Items from a figure collection:
※ ※ ※
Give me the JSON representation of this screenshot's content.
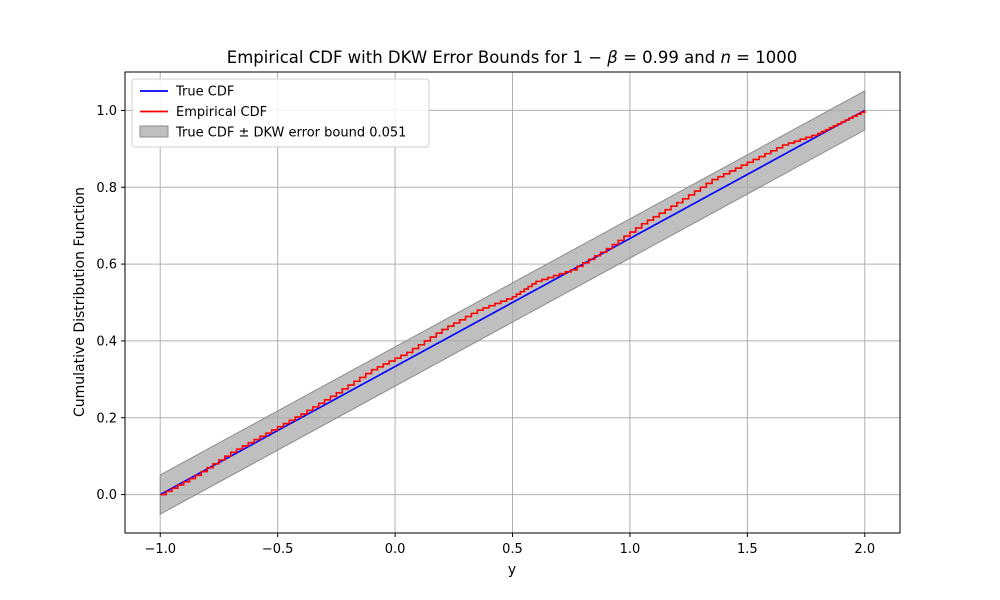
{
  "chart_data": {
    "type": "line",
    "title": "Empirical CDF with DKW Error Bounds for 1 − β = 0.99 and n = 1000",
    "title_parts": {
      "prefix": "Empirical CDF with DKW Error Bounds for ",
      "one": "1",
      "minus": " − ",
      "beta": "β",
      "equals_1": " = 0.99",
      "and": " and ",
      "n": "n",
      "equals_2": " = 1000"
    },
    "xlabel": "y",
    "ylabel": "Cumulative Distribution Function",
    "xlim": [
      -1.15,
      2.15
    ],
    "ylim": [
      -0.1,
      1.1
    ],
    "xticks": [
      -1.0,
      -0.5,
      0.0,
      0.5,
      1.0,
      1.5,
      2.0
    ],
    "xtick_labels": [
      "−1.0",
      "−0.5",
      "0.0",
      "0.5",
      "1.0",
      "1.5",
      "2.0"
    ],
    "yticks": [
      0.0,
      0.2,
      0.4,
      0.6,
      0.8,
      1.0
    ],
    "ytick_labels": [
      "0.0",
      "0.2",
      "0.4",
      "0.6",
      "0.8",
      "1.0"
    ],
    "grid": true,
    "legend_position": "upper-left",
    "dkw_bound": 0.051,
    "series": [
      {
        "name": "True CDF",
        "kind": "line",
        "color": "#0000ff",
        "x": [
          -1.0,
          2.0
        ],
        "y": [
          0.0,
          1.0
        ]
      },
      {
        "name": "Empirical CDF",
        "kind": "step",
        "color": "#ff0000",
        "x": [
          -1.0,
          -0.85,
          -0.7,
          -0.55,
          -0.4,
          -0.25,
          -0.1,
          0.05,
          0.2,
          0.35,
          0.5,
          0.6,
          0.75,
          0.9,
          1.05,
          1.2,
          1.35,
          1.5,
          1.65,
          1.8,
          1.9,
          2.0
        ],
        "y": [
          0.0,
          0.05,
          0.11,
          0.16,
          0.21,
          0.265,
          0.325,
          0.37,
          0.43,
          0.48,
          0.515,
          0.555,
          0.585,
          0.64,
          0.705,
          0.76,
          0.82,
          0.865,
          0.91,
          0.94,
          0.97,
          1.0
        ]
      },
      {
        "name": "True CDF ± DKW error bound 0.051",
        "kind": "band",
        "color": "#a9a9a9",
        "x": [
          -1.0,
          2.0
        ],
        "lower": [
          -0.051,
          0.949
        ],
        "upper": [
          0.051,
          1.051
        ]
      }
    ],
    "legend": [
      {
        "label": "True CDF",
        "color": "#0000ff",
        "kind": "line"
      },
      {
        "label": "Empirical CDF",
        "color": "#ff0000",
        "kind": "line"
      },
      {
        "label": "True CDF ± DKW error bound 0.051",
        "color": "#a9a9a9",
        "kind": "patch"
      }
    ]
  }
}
※ ※ ※
Task brief —
Every record must be copied exactly, with the pictures left out.

Full response —
Give me the JSON representation of this screenshot's content.
{
  "chart_data": {
    "type": "line",
    "title": "Empirical CDF with DKW Error Bounds for 1 − β = 0.99 and n = 1000",
    "title_parts": {
      "prefix": "Empirical CDF with DKW Error Bounds for ",
      "one": "1",
      "minus": " − ",
      "beta": "β",
      "equals_1": " = 0.99",
      "and": " and ",
      "n": "n",
      "equals_2": " = 1000"
    },
    "xlabel": "y",
    "ylabel": "Cumulative Distribution Function",
    "xlim": [
      -1.15,
      2.15
    ],
    "ylim": [
      -0.1,
      1.1
    ],
    "xticks": [
      -1.0,
      -0.5,
      0.0,
      0.5,
      1.0,
      1.5,
      2.0
    ],
    "xtick_labels": [
      "−1.0",
      "−0.5",
      "0.0",
      "0.5",
      "1.0",
      "1.5",
      "2.0"
    ],
    "yticks": [
      0.0,
      0.2,
      0.4,
      0.6,
      0.8,
      1.0
    ],
    "ytick_labels": [
      "0.0",
      "0.2",
      "0.4",
      "0.6",
      "0.8",
      "1.0"
    ],
    "grid": true,
    "legend_position": "upper-left",
    "dkw_bound": 0.051,
    "series": [
      {
        "name": "True CDF",
        "kind": "line",
        "color": "#0000ff",
        "x": [
          -1.0,
          2.0
        ],
        "y": [
          0.0,
          1.0
        ]
      },
      {
        "name": "Empirical CDF",
        "kind": "step",
        "color": "#ff0000",
        "x": [
          -1.0,
          -0.85,
          -0.7,
          -0.55,
          -0.4,
          -0.25,
          -0.1,
          0.05,
          0.2,
          0.35,
          0.5,
          0.6,
          0.75,
          0.9,
          1.05,
          1.2,
          1.35,
          1.5,
          1.65,
          1.8,
          1.9,
          2.0
        ],
        "y": [
          0.0,
          0.05,
          0.11,
          0.16,
          0.21,
          0.265,
          0.325,
          0.37,
          0.43,
          0.48,
          0.515,
          0.555,
          0.585,
          0.64,
          0.705,
          0.76,
          0.82,
          0.865,
          0.91,
          0.94,
          0.97,
          1.0
        ]
      },
      {
        "name": "True CDF ± DKW error bound 0.051",
        "kind": "band",
        "color": "#a9a9a9",
        "x": [
          -1.0,
          2.0
        ],
        "lower": [
          -0.051,
          0.949
        ],
        "upper": [
          0.051,
          1.051
        ]
      }
    ],
    "legend": [
      {
        "label": "True CDF",
        "color": "#0000ff",
        "kind": "line"
      },
      {
        "label": "Empirical CDF",
        "color": "#ff0000",
        "kind": "line"
      },
      {
        "label": "True CDF ± DKW error bound 0.051",
        "color": "#a9a9a9",
        "kind": "patch"
      }
    ]
  }
}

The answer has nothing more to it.